→ Exercise goal
Starting from the line containing "OCR this image.", write out every remaining line exactly, the last one included.

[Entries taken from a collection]
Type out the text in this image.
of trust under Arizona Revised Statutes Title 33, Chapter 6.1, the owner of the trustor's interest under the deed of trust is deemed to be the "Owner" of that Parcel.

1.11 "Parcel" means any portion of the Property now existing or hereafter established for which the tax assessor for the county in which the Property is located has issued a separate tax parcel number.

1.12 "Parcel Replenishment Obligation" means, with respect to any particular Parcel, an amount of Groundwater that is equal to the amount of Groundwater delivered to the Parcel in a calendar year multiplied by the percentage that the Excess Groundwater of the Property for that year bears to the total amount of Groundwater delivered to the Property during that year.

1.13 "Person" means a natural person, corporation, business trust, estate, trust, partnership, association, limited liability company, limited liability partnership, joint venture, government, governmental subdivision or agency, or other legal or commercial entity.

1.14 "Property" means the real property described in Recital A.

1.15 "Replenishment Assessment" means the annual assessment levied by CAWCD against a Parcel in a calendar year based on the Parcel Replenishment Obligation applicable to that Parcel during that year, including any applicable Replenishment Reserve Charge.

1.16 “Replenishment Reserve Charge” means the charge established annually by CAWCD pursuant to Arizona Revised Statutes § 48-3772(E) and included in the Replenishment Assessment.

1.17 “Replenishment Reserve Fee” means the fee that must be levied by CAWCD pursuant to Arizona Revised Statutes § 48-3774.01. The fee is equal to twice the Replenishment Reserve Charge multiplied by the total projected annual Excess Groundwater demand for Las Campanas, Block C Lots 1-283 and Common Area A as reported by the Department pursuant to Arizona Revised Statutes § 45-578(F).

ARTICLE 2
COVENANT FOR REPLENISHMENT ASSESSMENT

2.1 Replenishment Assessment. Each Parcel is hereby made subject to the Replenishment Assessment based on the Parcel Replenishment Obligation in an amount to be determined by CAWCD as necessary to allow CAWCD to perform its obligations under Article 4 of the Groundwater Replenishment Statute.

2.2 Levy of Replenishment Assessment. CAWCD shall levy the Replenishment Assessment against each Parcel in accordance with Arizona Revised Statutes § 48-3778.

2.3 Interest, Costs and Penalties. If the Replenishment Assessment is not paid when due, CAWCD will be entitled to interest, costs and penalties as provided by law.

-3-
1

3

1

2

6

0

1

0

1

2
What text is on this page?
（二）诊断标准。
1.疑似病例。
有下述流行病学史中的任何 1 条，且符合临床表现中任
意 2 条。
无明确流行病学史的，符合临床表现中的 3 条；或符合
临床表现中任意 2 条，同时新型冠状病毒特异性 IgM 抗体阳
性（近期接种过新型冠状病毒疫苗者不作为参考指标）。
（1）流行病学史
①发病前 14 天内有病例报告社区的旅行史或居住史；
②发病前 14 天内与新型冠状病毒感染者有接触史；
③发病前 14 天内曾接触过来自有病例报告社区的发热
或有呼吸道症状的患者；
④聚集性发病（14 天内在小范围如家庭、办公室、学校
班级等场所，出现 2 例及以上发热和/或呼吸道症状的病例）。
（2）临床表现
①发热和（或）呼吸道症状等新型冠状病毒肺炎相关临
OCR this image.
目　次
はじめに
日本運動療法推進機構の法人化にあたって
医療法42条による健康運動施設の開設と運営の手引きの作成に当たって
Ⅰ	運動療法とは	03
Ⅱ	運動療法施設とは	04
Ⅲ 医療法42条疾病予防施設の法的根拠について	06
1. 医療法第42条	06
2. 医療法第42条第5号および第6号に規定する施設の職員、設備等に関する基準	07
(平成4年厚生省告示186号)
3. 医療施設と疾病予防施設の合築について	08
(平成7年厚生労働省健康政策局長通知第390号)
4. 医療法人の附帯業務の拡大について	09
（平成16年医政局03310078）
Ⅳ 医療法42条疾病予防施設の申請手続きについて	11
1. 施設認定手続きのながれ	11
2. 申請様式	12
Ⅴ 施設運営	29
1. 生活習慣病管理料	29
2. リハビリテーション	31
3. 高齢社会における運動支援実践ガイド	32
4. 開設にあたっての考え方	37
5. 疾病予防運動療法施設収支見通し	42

→ Solution for this problem
OCR this image.
目　次
はじめに
日本運動療法推進機構の法人化にあたって
医療法42条による健康運動施設の開設と運営の手引きの作成に当たって
Ⅰ	運動療法とは	03
Ⅱ	運動療法施設とは	04
Ⅲ 医療法42条疾病予防施設の法的根拠について	06
1. 医療法第42条	06
2. 医療法第42条第5号および第6号に規定する施設の職員、設備等に関する基準	07
(平成4年厚生省告示186号)
3. 医療施設と疾病予防施設の合築について	08
(平成7年厚生労働省健康政策局長通知第390号)
4. 医療法人の附帯業務の拡大について	09
（平成16年医政局03310078）
Ⅳ 医療法42条疾病予防施設の申請手続きについて	11
1. 施設認定手続きのながれ	11
2. 申請様式	12
Ⅴ 施設運営	29
1. 生活習慣病管理料	29
2. リハビリテーション	31
3. 高齢社会における運動支援実践ガイド	32
4. 開設にあたっての考え方	37
5. 疾病予防運動療法施設収支見通し	42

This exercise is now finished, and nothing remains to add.